[Records start]
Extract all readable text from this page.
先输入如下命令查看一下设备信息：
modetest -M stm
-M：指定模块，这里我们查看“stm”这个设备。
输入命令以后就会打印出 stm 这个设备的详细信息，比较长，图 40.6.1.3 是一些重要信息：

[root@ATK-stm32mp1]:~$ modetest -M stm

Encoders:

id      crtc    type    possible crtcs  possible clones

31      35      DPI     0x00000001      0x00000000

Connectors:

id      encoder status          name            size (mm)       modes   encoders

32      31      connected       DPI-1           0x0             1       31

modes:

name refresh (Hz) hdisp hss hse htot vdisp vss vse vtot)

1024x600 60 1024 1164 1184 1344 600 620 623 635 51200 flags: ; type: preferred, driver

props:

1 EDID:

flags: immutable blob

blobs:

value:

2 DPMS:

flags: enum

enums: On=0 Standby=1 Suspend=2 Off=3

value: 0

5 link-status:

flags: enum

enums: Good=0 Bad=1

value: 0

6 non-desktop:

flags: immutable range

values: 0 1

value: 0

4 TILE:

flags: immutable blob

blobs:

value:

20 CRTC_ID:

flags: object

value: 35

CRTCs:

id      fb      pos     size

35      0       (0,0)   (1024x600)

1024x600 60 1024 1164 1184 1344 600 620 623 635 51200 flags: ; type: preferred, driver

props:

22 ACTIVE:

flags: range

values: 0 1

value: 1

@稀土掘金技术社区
[Records end]
To do =>
From the records above, copy every line that holds the word "size".

Exercise answer =>
id      encoder status          name            size (mm)       modes   encoders
id      fb      pos     size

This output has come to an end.